Challenge: Only the number is wanted: how many lines contain "color"?

Data section:
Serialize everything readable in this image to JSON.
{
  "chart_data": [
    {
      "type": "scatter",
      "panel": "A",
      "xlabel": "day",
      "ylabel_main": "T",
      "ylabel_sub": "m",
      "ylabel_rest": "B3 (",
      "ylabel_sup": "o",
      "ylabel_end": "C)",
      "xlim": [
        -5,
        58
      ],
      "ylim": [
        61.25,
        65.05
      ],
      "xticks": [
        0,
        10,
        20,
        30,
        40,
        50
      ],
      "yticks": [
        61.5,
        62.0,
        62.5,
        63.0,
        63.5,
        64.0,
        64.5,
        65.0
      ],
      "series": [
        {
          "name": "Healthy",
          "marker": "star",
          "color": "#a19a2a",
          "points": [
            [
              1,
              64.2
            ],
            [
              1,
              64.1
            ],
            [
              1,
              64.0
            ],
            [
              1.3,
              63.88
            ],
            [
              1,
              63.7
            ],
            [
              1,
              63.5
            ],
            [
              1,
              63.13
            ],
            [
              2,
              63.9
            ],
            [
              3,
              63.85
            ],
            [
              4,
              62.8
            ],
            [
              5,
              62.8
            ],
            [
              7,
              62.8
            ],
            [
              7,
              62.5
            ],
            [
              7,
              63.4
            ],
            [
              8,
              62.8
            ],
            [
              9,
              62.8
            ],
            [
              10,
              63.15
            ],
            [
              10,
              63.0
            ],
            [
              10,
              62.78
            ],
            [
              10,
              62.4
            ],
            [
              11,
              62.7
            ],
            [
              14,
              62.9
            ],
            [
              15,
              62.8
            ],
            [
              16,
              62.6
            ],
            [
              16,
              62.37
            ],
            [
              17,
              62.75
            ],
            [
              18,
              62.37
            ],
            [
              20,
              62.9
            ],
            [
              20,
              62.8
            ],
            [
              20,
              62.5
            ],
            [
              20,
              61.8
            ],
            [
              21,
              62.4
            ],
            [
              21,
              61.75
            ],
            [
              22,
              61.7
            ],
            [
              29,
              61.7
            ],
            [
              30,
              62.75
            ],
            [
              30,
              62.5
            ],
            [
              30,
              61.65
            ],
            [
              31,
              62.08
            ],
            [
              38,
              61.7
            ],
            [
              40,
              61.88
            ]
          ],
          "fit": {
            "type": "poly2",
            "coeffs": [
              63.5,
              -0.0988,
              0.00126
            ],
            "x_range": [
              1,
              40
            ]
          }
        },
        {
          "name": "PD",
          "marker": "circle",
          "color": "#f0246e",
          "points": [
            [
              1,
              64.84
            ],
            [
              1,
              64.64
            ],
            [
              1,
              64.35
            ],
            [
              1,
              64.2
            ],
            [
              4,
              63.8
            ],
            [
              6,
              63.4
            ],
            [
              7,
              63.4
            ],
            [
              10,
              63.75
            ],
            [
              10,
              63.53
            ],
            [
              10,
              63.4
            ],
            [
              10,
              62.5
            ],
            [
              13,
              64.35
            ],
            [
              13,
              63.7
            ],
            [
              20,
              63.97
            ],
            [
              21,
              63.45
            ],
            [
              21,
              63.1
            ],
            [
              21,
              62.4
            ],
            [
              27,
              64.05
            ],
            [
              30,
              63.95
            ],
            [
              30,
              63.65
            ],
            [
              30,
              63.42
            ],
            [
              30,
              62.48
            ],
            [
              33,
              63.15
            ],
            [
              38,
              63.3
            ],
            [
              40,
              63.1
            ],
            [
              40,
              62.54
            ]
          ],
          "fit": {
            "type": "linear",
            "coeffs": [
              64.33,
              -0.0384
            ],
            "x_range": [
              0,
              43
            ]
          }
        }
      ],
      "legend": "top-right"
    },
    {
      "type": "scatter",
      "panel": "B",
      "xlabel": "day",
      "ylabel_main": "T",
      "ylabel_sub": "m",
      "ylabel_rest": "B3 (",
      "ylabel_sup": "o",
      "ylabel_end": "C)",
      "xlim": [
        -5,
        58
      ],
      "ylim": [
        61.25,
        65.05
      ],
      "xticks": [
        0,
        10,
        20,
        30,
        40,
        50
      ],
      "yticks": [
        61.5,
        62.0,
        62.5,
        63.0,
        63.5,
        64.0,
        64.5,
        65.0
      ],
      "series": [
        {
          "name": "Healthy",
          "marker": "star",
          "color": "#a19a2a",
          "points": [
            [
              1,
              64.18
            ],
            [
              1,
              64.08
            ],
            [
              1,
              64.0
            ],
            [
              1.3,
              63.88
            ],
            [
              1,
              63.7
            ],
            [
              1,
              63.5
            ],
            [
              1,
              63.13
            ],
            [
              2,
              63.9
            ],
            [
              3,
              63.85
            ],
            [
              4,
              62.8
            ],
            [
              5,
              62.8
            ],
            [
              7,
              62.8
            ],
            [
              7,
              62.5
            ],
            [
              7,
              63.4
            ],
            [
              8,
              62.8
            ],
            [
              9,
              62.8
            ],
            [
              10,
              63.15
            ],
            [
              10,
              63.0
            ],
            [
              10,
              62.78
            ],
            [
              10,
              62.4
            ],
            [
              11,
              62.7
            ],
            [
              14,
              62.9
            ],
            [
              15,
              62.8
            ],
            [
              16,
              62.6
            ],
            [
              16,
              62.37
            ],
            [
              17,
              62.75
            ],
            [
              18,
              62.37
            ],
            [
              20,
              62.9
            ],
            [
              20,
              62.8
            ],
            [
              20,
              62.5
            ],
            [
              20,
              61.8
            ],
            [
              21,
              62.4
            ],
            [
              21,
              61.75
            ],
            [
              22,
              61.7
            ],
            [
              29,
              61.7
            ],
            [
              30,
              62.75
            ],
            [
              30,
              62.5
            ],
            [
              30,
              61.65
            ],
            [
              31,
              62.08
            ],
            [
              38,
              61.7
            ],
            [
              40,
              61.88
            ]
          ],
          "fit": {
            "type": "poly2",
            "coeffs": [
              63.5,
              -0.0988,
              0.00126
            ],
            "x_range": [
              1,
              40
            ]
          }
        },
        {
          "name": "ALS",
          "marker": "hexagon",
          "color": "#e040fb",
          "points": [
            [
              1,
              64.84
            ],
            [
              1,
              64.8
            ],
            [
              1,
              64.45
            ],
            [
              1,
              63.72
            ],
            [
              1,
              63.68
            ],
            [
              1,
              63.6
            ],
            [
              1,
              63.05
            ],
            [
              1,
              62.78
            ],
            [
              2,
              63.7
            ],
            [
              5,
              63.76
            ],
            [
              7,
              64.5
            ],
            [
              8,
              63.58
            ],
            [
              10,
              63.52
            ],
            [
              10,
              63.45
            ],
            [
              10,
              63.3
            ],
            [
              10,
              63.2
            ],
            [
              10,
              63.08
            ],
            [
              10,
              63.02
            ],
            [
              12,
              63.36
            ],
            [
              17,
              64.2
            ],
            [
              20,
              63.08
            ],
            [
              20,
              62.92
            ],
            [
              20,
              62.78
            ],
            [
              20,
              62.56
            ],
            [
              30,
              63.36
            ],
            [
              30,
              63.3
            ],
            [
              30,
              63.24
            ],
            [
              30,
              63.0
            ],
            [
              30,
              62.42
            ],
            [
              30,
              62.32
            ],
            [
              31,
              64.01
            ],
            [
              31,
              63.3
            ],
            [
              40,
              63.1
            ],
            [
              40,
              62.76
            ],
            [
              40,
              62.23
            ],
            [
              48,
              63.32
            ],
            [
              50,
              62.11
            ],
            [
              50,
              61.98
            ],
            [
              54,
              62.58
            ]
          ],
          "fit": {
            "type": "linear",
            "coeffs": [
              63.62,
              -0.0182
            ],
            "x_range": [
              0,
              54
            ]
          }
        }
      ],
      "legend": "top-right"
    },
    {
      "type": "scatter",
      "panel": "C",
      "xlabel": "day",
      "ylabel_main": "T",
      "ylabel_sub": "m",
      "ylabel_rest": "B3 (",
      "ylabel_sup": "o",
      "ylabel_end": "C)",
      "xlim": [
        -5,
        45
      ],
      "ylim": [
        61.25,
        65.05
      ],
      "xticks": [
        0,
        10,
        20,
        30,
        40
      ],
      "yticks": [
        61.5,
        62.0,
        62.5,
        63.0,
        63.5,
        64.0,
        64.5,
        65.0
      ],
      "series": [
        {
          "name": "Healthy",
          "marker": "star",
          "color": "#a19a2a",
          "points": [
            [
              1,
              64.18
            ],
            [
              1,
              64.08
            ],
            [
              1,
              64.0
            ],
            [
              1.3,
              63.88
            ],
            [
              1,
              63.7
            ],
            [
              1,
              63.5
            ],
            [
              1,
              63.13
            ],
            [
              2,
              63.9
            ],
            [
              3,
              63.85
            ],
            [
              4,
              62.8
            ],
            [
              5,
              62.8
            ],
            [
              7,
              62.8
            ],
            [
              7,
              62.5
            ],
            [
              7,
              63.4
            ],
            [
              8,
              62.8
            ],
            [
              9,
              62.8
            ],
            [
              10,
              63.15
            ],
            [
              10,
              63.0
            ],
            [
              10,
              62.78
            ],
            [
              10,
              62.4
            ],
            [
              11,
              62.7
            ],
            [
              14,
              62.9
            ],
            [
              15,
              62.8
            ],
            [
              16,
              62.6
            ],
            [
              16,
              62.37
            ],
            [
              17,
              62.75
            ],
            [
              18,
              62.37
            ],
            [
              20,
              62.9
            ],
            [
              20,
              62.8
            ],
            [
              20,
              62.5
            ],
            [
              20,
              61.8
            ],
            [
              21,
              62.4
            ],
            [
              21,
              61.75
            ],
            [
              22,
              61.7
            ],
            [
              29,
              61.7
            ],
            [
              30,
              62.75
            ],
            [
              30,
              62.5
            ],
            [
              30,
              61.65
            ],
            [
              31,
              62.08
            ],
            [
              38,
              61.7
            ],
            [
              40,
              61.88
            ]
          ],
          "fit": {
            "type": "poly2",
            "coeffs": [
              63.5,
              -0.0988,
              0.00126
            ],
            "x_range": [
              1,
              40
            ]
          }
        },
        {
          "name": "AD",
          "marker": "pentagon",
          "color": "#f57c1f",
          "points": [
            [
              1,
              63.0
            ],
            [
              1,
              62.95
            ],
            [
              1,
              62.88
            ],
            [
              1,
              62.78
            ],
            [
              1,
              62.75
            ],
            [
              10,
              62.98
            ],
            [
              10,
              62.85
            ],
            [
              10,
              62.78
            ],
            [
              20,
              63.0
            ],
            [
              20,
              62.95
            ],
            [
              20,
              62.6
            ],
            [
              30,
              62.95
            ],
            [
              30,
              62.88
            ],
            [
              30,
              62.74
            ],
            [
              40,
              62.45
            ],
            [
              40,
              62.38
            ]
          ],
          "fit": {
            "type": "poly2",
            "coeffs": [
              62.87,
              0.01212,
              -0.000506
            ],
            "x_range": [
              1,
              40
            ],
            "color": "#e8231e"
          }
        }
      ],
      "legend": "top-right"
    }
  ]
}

Expected answer: 7